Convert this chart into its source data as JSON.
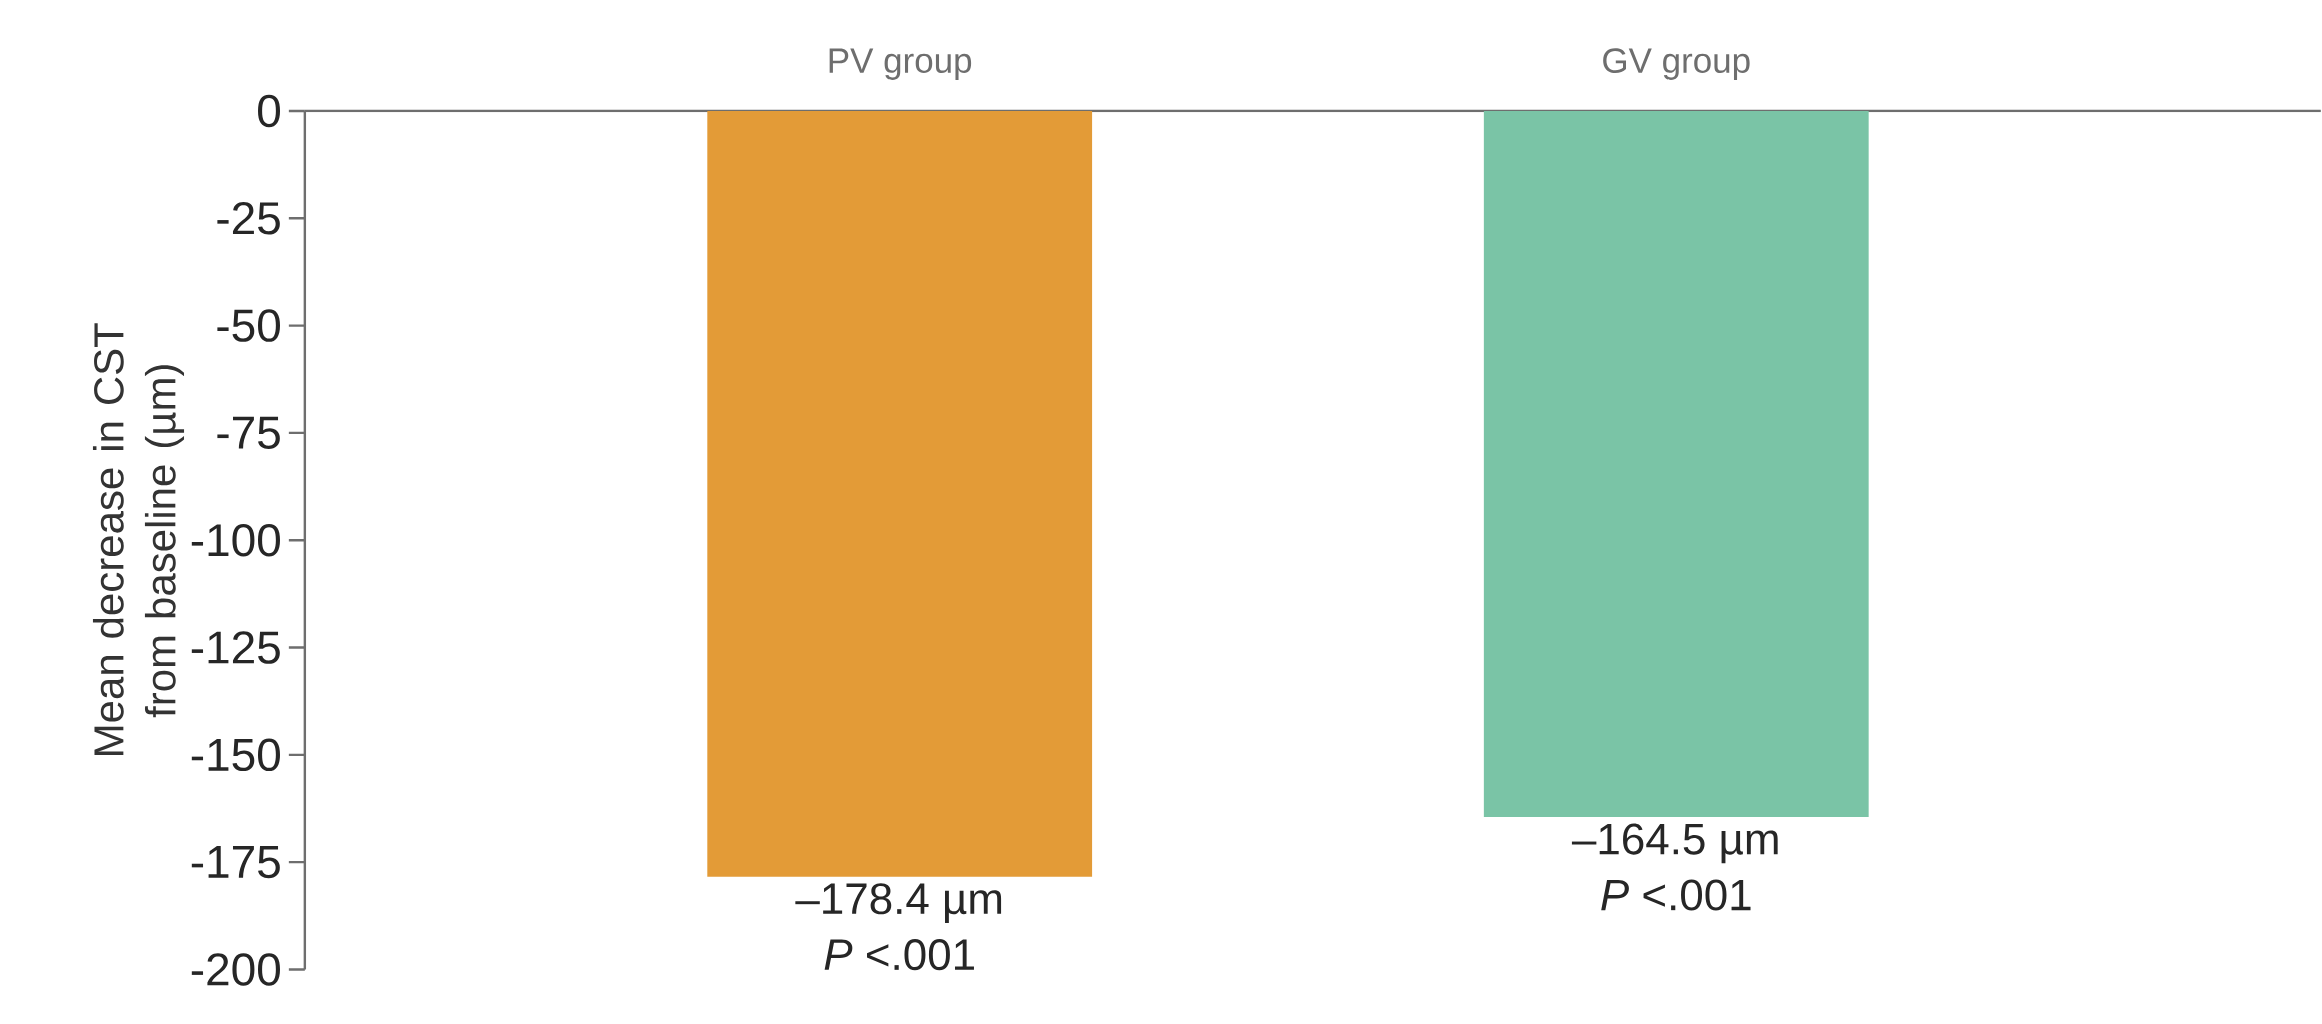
{
  "chart_data": {
    "type": "bar",
    "categories": [
      "PV group",
      "GV group"
    ],
    "values": [
      -178.4,
      -164.5
    ],
    "colors": [
      "#e39b37",
      "#7ac4a6"
    ],
    "value_labels": [
      "–178.4 µm",
      "–164.5 µm"
    ],
    "ylabel": "Mean decrease in CST from baseline (µm)",
    "ylim": [
      -200,
      0
    ],
    "yticks": [
      0,
      -25,
      -50,
      -75,
      -100,
      -125,
      -150,
      -175,
      -200
    ],
    "annotations": [
      {
        "text": "*P* <.001",
        "x": "PV group",
        "y": -178.4
      },
      {
        "text": "*P* <.001",
        "x": "GV group",
        "y": -164.5
      }
    ]
  }
}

→ **Short problem**
Reproduce every entry exactly, but omit each picture.

→ **Written response**
Convert this chart into its source data as JSON.
{
  "chart_data": {
    "type": "bar",
    "categories": [
      "PV group",
      "GV group"
    ],
    "values": [
      -178.4,
      -164.5
    ],
    "colors": [
      "#e39b37",
      "#7ac4a6"
    ],
    "value_labels": [
      "–178.4 µm",
      "–164.5 µm"
    ],
    "ylabel": "Mean decrease in CST from baseline (µm)",
    "ylim": [
      -200,
      0
    ],
    "yticks": [
      0,
      -25,
      -50,
      -75,
      -100,
      -125,
      -150,
      -175,
      -200
    ],
    "annotations": [
      {
        "text": "*P* <.001",
        "x": "PV group",
        "y": -178.4
      },
      {
        "text": "*P* <.001",
        "x": "GV group",
        "y": -164.5
      }
    ]
  }
}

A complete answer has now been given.